WORK TO BE COMPLETED:
Quote all lines below exactly. Images stay out.

**** RECORDS SUPPLIED ****

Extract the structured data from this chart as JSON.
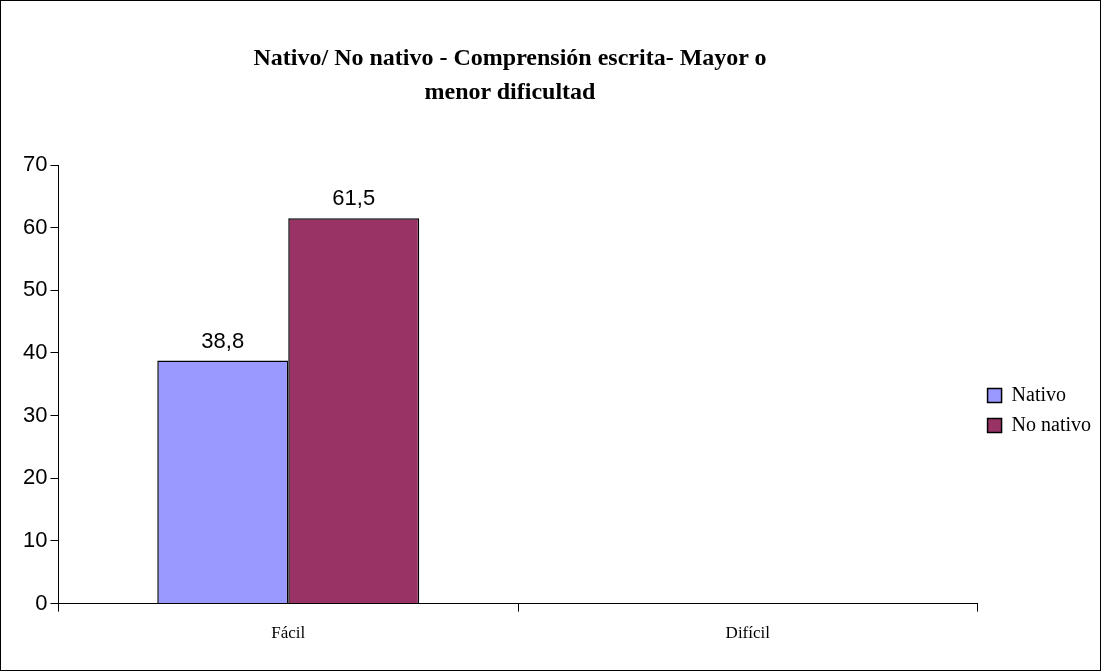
{
  "chart_data": {
    "type": "bar",
    "title": "Nativo/ No nativo - Comprensión escrita- Mayor o menor dificultad",
    "categories": [
      "Fácil",
      "Difícil"
    ],
    "series": [
      {
        "name": "Nativo",
        "color": "#9999ff",
        "values": [
          38.8,
          null
        ]
      },
      {
        "name": "No nativo",
        "color": "#993366",
        "values": [
          61.5,
          null
        ]
      }
    ],
    "ylim": [
      0,
      70
    ],
    "yticks": [
      0,
      10,
      20,
      30,
      40,
      50,
      60,
      70
    ],
    "grid": false,
    "legend": "right",
    "value_labels": [
      [
        "38,8",
        null
      ],
      [
        "61,5",
        null
      ]
    ]
  }
}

****

RESPONSE TO THIS TASK:
Extract the structured data from this chart as JSON.
{
  "chart_data": {
    "type": "bar",
    "title": "Nativo/ No nativo - Comprensión escrita- Mayor o menor dificultad",
    "categories": [
      "Fácil",
      "Difícil"
    ],
    "series": [
      {
        "name": "Nativo",
        "color": "#9999ff",
        "values": [
          38.8,
          null
        ]
      },
      {
        "name": "No nativo",
        "color": "#993366",
        "values": [
          61.5,
          null
        ]
      }
    ],
    "ylim": [
      0,
      70
    ],
    "yticks": [
      0,
      10,
      20,
      30,
      40,
      50,
      60,
      70
    ],
    "grid": false,
    "legend": "right",
    "value_labels": [
      [
        "38,8",
        null
      ],
      [
        "61,5",
        null
      ]
    ]
  }
}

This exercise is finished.